-- AIM OF THE EXERCISE --
From the entries that follow, pick out all lines holding "turadi".

-- INPUT FOR THIS TASK --
— Start —
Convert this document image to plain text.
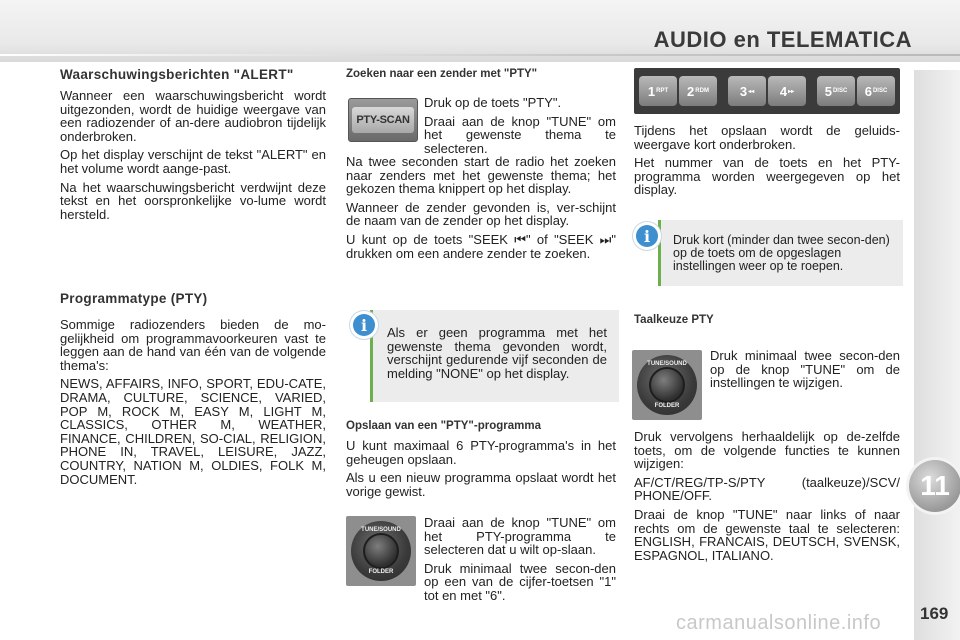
AUDIO en TELEMATICA
11
169
carmanualsonline.info
Waarschuwingsberichten "ALERT"

Wanneer een waarschuwingsbericht wordt uitgezonden, wordt de huidige weergave van een radiozender of an-dere audiobron tijdelijk onderbroken.

Op het display verschijnt de tekst "ALERT" en het volume wordt aange-past.

Na het waarschuwingsbericht verdwijnt deze tekst en het oorspronkelijke vo-lume wordt hersteld.

Programmatype (PTY)

Sommige radiozenders bieden de mo-gelijkheid om programmavoorkeuren vast te leggen aan de hand van één van de volgende thema's:

NEWS, AFFAIRS, INFO, SPORT, EDU-CATE, DRAMA, CULTURE, SCIENCE, VARIED, POP M, ROCK M, EASY M, LIGHT M, CLASSICS, OTHER M, WEATHER, FINANCE, CHILDREN, SO-CIAL, RELIGION, PHONE IN, TRAVEL, LEISURE, JAZZ, COUNTRY, NATION M, OLDIES, FOLK M, DOCUMENT.

Zoeken naar een zender met "PTY"
PTY-SCAN

Druk op de toets "PTY".

Draai aan de knop "TUNE" om het gewenste thema te selecteren.

Na twee seconden start de radio het zoeken naar zenders met het gewenste thema; het gekozen thema knippert op het display.

Wanneer de zender gevonden is, ver-schijnt de naam van de zender op het display.

U kunt op de toets "SEEK ⏮" of "SEEK ⏭" drukken om een andere zender te zoeken.

Als er geen programma met het gewenste thema gevonden wordt, verschijnt gedurende vijf seconden de melding "NONE" op het display.
i
Opslaan van een "PTY"-programma

U kunt maximaal 6 PTY-programma's in het geheugen opslaan.

Als u een nieuw programma opslaat wordt het vorige gewist.

TUNE/SOUND
FOLDER

Draai aan de knop "TUNE" om het PTY-programma te selecteren dat u wilt op-slaan.

Druk minimaal twee secon-den op een van de cijfer-toetsen "1" tot en met "6".

1 RPT 2 RDM 3 ◂◂ 4 ▸▸ 5 DISC 6 DISC

Tijdens het opslaan wordt de geluids-weergave kort onderbroken.

Het nummer van de toets en het PTY-programma worden weergegeven op het display.

Druk kort (minder dan twee secon-den) op de toets om de opgeslagen instellingen weer op te roepen.
i
Taalkeuze PTY
TUNE/SOUND
FOLDER

Druk minimaal twee secon-den op de knop "TUNE" om de instellingen te wijzigen.

Druk vervolgens herhaaldelijk op de-zelfde toets, om de volgende functies te kunnen wijzigen:

AF/CT/REG/TP-S/PTY (taalkeuze)/SCV/ PHONE/OFF.

Draai de knop "TUNE" naar links of naar rechts om de gewenste taal te selecteren: ENGLISH, FRANCAIS, DEUTSCH, SVENSK, ESPAGNOL, ITALIANO.
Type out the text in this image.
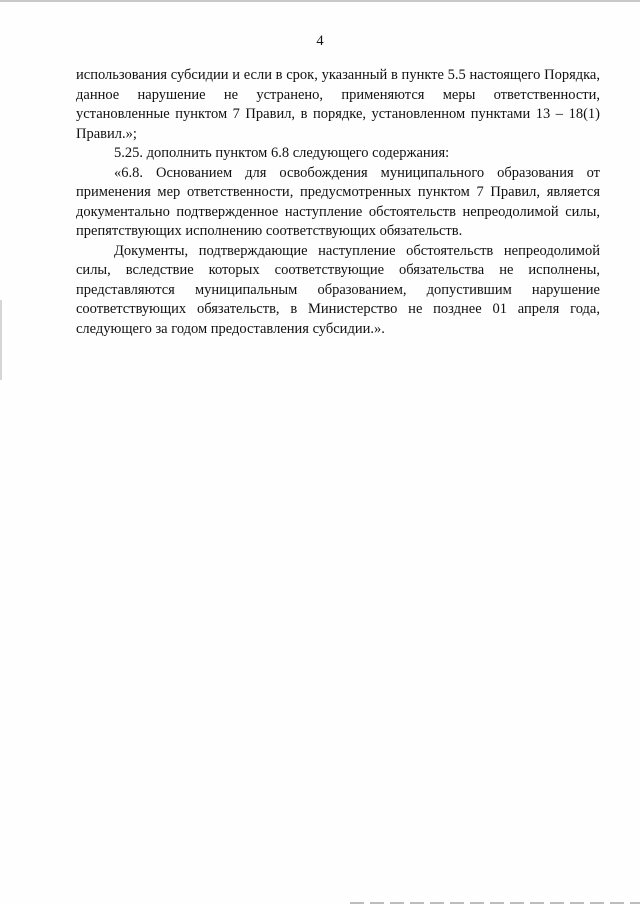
4

использования субсидии и если в срок, указанный в пункте 5.5 настоящего Порядка, данное нарушение не устранено, применяются меры ответственности, установленные пунктом 7 Правил, в порядке, установленном пунктами 13 – 18(1) Правил.»;

5.25. дополнить пунктом 6.8 следующего содержания:

«6.8. Основанием для освобождения муниципального образования от применения мер ответственности, предусмотренных пунктом 7 Правил, является документально подтвержденное наступление обстоятельств непреодолимой силы, препятствующих исполнению соответствующих обязательств.

Документы, подтверждающие наступление обстоятельств непреодолимой силы, вследствие которых соответствующие обязательства не исполнены, представляются муниципальным образованием, допустившим нарушение соответствующих обязательств, в Министерство не позднее 01 апреля года, следующего за годом предоставления субсидии.».
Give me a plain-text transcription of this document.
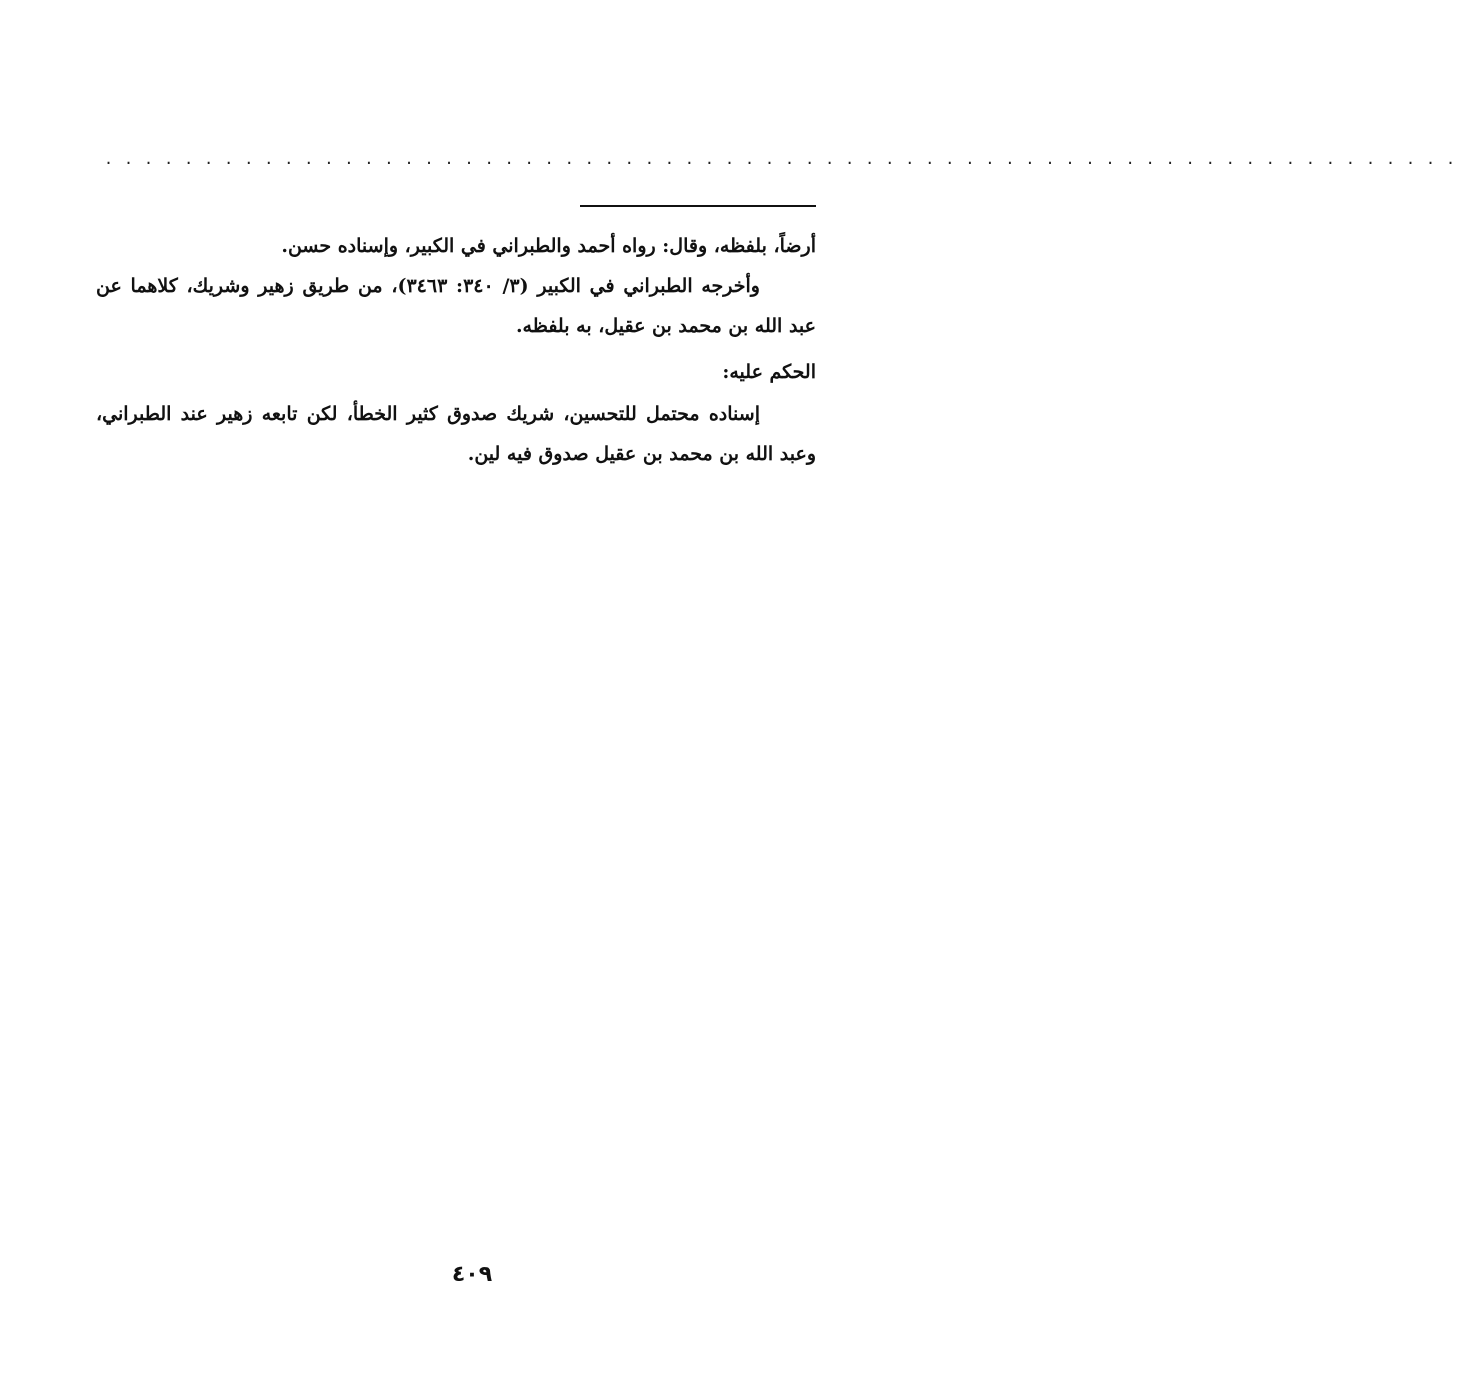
....................................................................

أرضاً، بلفظه، وقال: رواه أحمد والطبراني في الكبير، وإسناده حسن.

وأخرجه الطبراني في الكبير (٣/ ٣٤٠: ٣٤٦٣)، من طريق زهير وشريك، كلاهما عن عبد الله بن محمد بن عقيل، به بلفظه.

الحكم عليه:

إسناده محتمل للتحسين، شريك صدوق كثير الخطأ، لكن تابعه زهير عند الطبراني، وعبد الله بن محمد بن عقيل صدوق فيه لين.

٤٠٩
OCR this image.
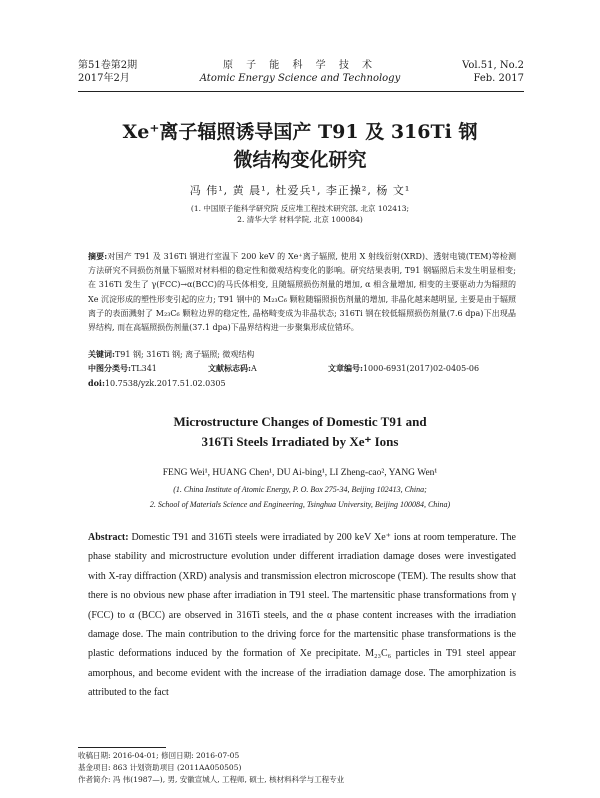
第51卷第2期
2017年2月
原 子 能 科 学 技 术
Atomic Energy Science and Technology
Vol.51, No.2
Feb. 2017
Xe⁺离子辐照诱导国产 T91 及 316Ti 钢
微结构变化研究
冯 伟¹, 黄 晨¹, 杜爱兵¹, 李正操², 杨 文¹
(1. 中国原子能科学研究院 反应堆工程技术研究部, 北京 102413;
2. 清华大学 材料学院, 北京 100084)
摘要:对国产 T91 及 316Ti 钢进行室温下 200 keV 的 Xe⁺离子辐照, 使用 X 射线衍射(XRD)、透射电镜(TEM)等检测方法研究不同损伤剂量下辐照对材料相的稳定性和微观结构变化的影响。研究结果表明, T91 钢辐照后未发生明显相变; 在 316Ti 发生了 γ(FCC)→α(BCC)的马氏体相变, 且随辐照损伤剂量的增加, α 相含量增加, 相变的主要驱动力为辐照的 Xe 沉淀形成的塑性形变引起的应力; T91 钢中的 M₂₃C₆ 颗粒随辐照损伤剂量的增加, 非晶化越来越明显, 主要是由于辐照离子的表面溅射了 M₂₃C₆ 颗粒边界的稳定性, 晶格畸变成为非晶状态; 316Ti 钢在较低辐照损伤剂量(7.6 dpa)下出现晶界结构, 而在高辐照损伤剂量(37.1 dpa)下晶界结构进一步聚集形成位错环。
关键词:T91 钢; 316Ti 钢; 离子辐照; 微观结构
中图分类号:TL341	文献标志码:A	文章编号:1000-6931(2017)02-0405-06
doi:10.7538/yzk.2017.51.02.0305
Microstructure Changes of Domestic T91 and
316Ti Steels Irradiated by Xe⁺ Ions
FENG Wei¹, HUANG Chen¹, DU Ai-bing¹, LI Zheng-cao², YANG Wen¹
(1. China Institute of Atomic Energy, P. O. Box 275-34, Beijing 102413, China;
2. School of Materials Science and Engineering, Tsinghua University, Beijing 100084, China)
Abstract: Domestic T91 and 316Ti steels were irradiated by 200 keV Xe⁺ ions at room temperature. The phase stability and microstructure evolution under different irradiation damage doses were investigated with X-ray diffraction (XRD) analysis and transmission electron microscope (TEM). The results show that there is no obvious new phase after irradiation in T91 steel. The martensitic phase transformations from γ (FCC) to α (BCC) are observed in 316Ti steels, and the α phase content increases with the irradiation damage dose. The main contribution to the driving force for the martensitic phase transformations is the plastic deformations induced by the formation of Xe precipitate. M₂₃C₆ particles in T91 steel appear amorphous, and become evident with the increase of the irradiation damage dose. The amorphization is attributed to the fact
收稿日期: 2016-04-01; 修回日期: 2016-07-05
基金项目: 863 计划资助项目 (2011AA050505)
作者简介: 冯 伟(1987—), 男, 安徽宣城人, 工程师, 硕士, 核材料科学与工程专业
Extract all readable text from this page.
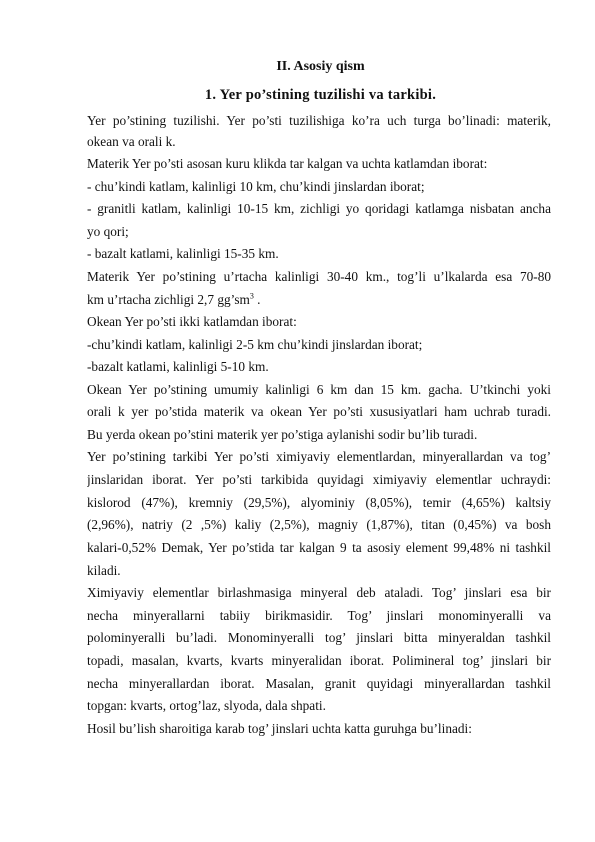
II. Asosiy qism
1. Yer po’stining tuzilishi va tarkibi.
Yer po’stining tuzilishi. Yer po’sti tuzilishiga ko’ra uch turga bo’linadi: materik,
okean va orali k.
Materik Yer po’sti asosan kuru klikda tar kalgan va uchta katlamdan iborat:
- chu’kindi katlam, kalinligi 10 km, chu’kindi jinslardan iborat;
- granitli katlam, kalinligi 10-15 km, zichligi yo qoridagi katlamga nisbatan ancha
yo qori;
- bazalt katlami, kalinligi 15-35 km.
Materik Yer po’stining u’rtacha kalinligi 30-40 km., tog’li u’lkalarda esa 70-80
km u’rtacha zichligi 2,7 $gg’sm^3$ .
Okean Yer po’sti ikki katlamdan iborat:
-chu’kindi katlam, kalinligi 2-5 km chu’kindi jinslardan iborat;
-bazalt katlami, kalinligi 5-10 km.
Okean Yer po’stining umumiy kalinligi 6 km dan 15 km. gacha. U’tkinchi yoki
orali k yer po’stida materik va okean Yer po’sti xususiyatlari ham uchrab turadi.
Bu yerda okean po’stini materik yer po’stiga aylanishi sodir bu’lib turadi.
Yer po’stining tarkibi Yer po’sti ximiyaviy elementlardan, minyerallardan va tog’
jinslaridan iborat. Yer po’sti tarkibida quyidagi ximiyaviy elementlar uchraydi:
kislorod (47%), kremniy (29,5%), alyominiy (8,05%), temir (4,65%) kaltsiy
(2,96%), natriy (2 ,5%) kaliy (2,5%), magniy (1,87%), titan (0,45%) va bosh
kalari-0,52% Demak, Yer po’stida tar kalgan 9 ta asosiy element 99,48% ni tashkil
kiladi.
Ximiyaviy elementlar birlashmasiga minyeral deb ataladi. Tog’ jinslari esa bir
necha minyerallarni tabiiy birikmasidir. Tog’ jinslari monominyeralli va
polominyeralli bu’ladi. Monominyeralli tog’ jinslari bitta minyeraldan tashkil
topadi, masalan, kvarts, kvarts minyeralidan iborat. Polimineral tog’ jinslari bir
necha minyerallardan iborat. Masalan, granit quyidagi minyerallardan tashkil
topgan: kvarts, ortog’laz, slyoda, dala shpati.
Hosil bu’lish sharoitiga karab tog’ jinslari uchta katta guruhga bu’linadi:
— End —
-- WRITTEN ANSWER --
orali k yer po’stida materik va okean Yer po’sti xususiyatlari ham uchrab turadi.
Bu yerda okean po’stini materik yer po’stiga aylanishi sodir bu’lib turadi.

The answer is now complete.